Goal:
Pick out the lines below with "sparse" and list them.

Dataset entries:
▬▬▬

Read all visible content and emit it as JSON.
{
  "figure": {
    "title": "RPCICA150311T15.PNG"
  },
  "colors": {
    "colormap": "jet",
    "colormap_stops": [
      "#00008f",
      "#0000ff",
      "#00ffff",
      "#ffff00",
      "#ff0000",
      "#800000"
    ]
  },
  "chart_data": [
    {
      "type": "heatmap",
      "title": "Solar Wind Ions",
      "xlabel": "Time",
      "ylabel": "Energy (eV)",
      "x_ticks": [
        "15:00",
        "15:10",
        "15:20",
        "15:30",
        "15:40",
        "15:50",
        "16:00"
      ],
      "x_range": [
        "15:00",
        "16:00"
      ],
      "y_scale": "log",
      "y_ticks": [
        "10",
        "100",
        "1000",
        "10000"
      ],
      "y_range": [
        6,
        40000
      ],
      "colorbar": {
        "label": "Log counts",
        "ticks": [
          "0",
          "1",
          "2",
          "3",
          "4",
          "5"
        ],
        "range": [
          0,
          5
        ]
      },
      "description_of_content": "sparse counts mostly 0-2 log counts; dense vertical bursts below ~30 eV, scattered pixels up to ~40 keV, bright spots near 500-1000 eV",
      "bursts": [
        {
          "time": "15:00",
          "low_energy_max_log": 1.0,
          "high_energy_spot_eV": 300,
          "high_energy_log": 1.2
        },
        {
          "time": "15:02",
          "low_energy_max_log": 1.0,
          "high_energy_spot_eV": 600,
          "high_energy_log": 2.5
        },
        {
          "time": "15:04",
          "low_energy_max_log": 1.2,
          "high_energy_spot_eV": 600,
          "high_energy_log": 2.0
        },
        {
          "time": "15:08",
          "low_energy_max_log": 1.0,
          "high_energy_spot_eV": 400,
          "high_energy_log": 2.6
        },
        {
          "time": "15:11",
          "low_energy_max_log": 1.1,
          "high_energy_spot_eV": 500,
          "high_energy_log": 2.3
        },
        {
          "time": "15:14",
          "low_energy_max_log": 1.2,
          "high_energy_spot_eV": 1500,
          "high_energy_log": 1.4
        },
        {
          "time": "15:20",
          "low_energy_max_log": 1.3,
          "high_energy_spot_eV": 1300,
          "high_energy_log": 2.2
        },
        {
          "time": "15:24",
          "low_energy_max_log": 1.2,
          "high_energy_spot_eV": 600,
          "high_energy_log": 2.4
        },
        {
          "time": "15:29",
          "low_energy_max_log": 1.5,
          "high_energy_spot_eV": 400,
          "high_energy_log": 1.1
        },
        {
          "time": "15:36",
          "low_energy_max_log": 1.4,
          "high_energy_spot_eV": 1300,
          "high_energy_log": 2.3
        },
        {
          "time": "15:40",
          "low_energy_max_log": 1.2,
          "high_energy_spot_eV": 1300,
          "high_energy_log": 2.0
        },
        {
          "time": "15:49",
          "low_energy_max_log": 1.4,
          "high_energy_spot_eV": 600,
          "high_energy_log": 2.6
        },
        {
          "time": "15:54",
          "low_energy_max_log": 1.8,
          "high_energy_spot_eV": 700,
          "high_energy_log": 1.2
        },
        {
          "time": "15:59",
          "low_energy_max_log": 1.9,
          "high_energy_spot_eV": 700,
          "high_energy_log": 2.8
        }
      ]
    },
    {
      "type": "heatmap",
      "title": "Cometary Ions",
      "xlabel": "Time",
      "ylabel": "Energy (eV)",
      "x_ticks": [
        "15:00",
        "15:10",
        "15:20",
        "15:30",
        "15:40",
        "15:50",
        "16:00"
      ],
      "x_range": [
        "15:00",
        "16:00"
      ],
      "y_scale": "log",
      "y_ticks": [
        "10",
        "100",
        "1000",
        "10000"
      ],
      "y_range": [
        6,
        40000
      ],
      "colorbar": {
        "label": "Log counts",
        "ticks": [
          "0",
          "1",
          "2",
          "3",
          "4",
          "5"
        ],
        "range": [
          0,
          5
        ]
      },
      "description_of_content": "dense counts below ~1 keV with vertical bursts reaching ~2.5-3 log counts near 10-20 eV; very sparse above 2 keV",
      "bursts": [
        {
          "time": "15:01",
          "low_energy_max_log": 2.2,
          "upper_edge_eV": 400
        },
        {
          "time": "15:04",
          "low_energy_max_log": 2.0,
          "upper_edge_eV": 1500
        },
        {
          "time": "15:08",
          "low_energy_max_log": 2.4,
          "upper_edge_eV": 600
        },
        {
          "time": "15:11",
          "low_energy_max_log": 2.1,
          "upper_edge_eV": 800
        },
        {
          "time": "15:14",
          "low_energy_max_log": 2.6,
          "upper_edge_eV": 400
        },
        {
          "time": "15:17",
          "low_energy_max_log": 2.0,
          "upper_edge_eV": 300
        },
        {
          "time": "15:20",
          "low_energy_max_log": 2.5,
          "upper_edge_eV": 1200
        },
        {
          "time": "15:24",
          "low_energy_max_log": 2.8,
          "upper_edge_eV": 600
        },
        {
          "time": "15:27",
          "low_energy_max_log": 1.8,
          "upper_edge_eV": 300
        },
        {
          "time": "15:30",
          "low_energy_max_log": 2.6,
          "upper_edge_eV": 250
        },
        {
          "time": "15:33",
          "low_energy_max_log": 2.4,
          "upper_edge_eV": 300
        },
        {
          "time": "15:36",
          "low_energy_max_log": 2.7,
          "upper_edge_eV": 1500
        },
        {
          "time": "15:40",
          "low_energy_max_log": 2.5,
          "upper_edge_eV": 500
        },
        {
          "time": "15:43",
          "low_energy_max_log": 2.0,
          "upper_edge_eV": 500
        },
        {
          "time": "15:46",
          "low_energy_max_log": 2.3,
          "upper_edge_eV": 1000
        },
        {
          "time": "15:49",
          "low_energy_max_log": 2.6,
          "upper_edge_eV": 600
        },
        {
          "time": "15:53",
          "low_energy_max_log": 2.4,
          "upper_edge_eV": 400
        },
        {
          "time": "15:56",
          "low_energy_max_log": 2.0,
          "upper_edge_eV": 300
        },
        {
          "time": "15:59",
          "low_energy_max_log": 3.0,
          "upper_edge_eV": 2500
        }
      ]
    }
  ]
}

▬▬▬

Expected answer:
      "description_of_content": "sparse counts mostly 0-2 log counts; dense vertical bursts below ~30 eV, scattered pixels up to ~40 keV, bright spots near 500-1000 eV",
      "description_of_content": "dense counts below ~1 keV with vertical bursts reaching ~2.5-3 log counts near 10-20 eV; very sparse above 2 keV",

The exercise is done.